● **Written exercise**
Filter the entries that follow, copying every line in which the word "联勤保障部队某部队电工" appears.

[Recorded data]
-------

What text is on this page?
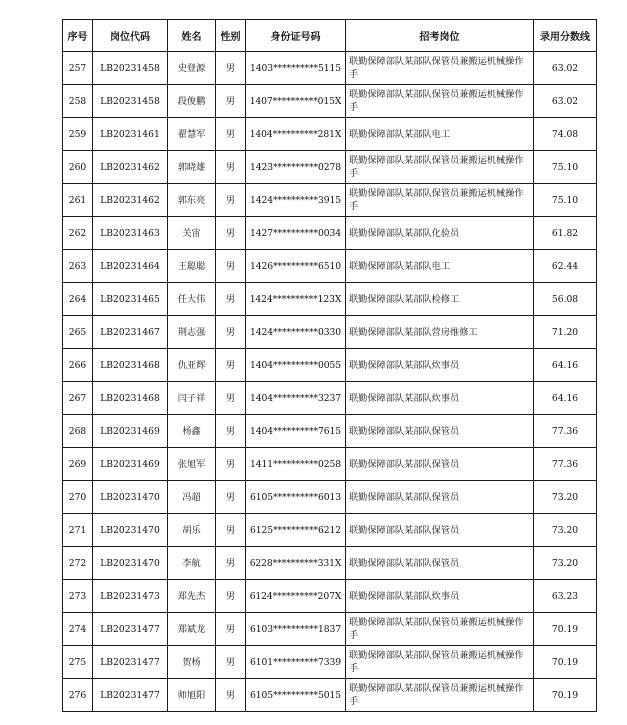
序号	岗位代码	姓名	性别	身份证号码	招考岗位	录用分数线
257	LB20231458	史登源	男	1403**********5115	联勤保障部队某部队保管员兼搬运机械操作手	63.02
258	LB20231458	段俊鹏	男	1407**********015X	联勤保障部队某部队保管员兼搬运机械操作手	63.02
259	LB20231461	翟慧军	男	1404**********281X	联勤保障部队某部队电工	74.08
260	LB20231462	郭晓雄	男	1423**********0278	联勤保障部队某部队保管员兼搬运机械操作手	75.10
261	LB20231462	郭东亮	男	1424**********3915	联勤保障部队某部队保管员兼搬运机械操作手	75.10
262	LB20231463	关宙	男	1427**********0034	联勤保障部队某部队化验员	61.82
263	LB20231464	王聪聪	男	1426**********6510	联勤保障部队某部队电工	62.44
264	LB20231465	任大伟	男	1424**********123X	联勤保障部队某部队检修工	56.08
265	LB20231467	荆志强	男	1424**********0330	联勤保障部队某部队营房维修工	71.20
266	LB20231468	仇亚辉	男	1404**********0055	联勤保障部队某部队炊事员	64.16
267	LB20231468	闫子祥	男	1404**********3237	联勤保障部队某部队炊事员	64.16
268	LB20231469	杨鑫	男	1404**********7615	联勤保障部队某部队保管员	77.36
269	LB20231469	张旭军	男	1411**********0258	联勤保障部队某部队保管员	77.36
270	LB20231470	冯超	男	6105**********6013	联勤保障部队某部队保管员	73.20
271	LB20231470	胡乐	男	6125**********6212	联勤保障部队某部队保管员	73.20
272	LB20231470	李航	男	6228**********331X	联勤保障部队某部队保管员	73.20
273	LB20231473	郑先杰	男	6124**********207X	联勤保障部队某部队炊事员	63.23
274	LB20231477	郑斌龙	男	6103**********1837	联勤保障部队某部队保管员兼搬运机械操作手	70.19
275	LB20231477	贺杨	男	6101**********7339	联勤保障部队某部队保管员兼搬运机械操作手	70.19
276	LB20231477	师旭阳	男	6105**********5015	联勤保障部队某部队保管员兼搬运机械操作手	70.19
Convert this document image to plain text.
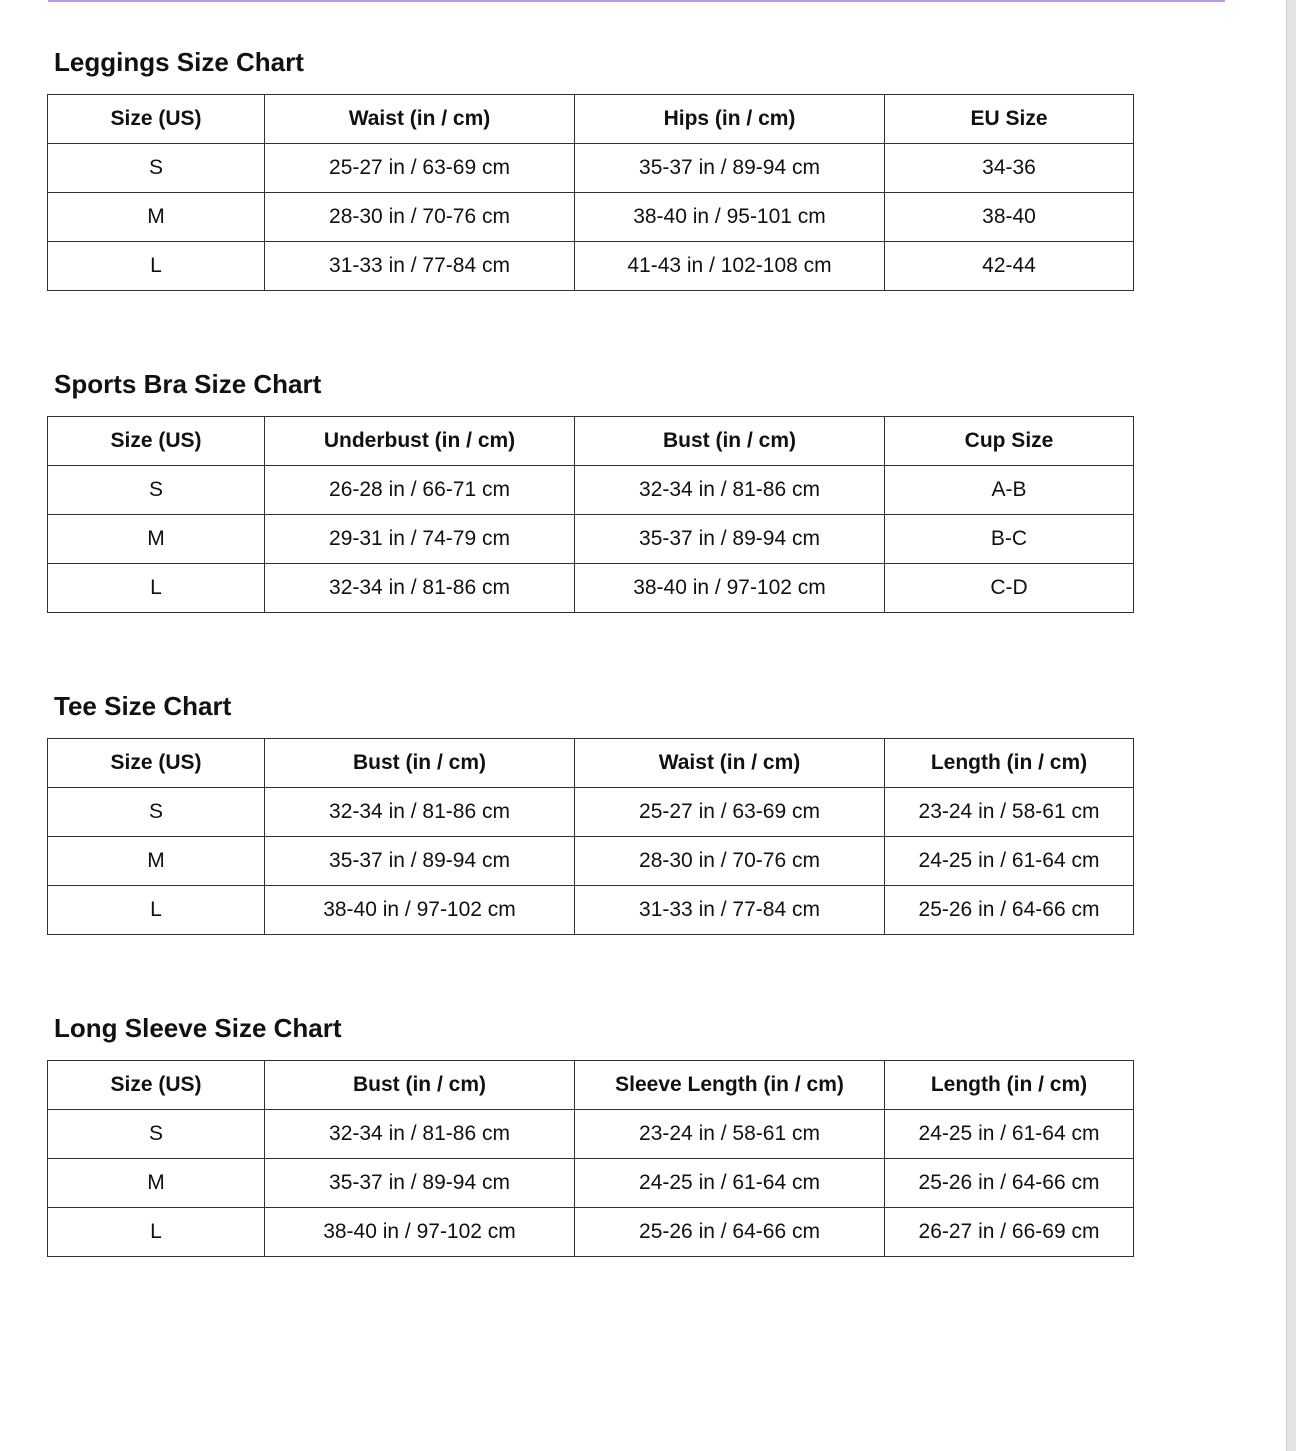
Leggings Size Chart
Size (US)	Waist (in / cm)	Hips (in / cm)	EU Size
S	25-27 in / 63-69 cm	35-37 in / 89-94 cm	34-36
M	28-30 in / 70-76 cm	38-40 in / 95-101 cm	38-40
L	31-33 in / 77-84 cm	41-43 in / 102-108 cm	42-44
Sports Bra Size Chart
Size (US)	Underbust (in / cm)	Bust (in / cm)	Cup Size
S	26-28 in / 66-71 cm	32-34 in / 81-86 cm	A-B
M	29-31 in / 74-79 cm	35-37 in / 89-94 cm	B-C
L	32-34 in / 81-86 cm	38-40 in / 97-102 cm	C-D
Tee Size Chart
Size (US)	Bust (in / cm)	Waist (in / cm)	Length (in / cm)
S	32-34 in / 81-86 cm	25-27 in / 63-69 cm	23-24 in / 58-61 cm
M	35-37 in / 89-94 cm	28-30 in / 70-76 cm	24-25 in / 61-64 cm
L	38-40 in / 97-102 cm	31-33 in / 77-84 cm	25-26 in / 64-66 cm
Long Sleeve Size Chart
Size (US)	Bust (in / cm)	Sleeve Length (in / cm)	Length (in / cm)
S	32-34 in / 81-86 cm	23-24 in / 58-61 cm	24-25 in / 61-64 cm
M	35-37 in / 89-94 cm	24-25 in / 61-64 cm	25-26 in / 64-66 cm
L	38-40 in / 97-102 cm	25-26 in / 64-66 cm	26-27 in / 66-69 cm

-------

● **Complete output**
259	LB20231461	翟慧军	男	1404**********281X	联勤保障部队某部队电工	74.08
263	LB20231464	王聪聪	男	1426**********6510	联勤保障部队某部队电工	62.44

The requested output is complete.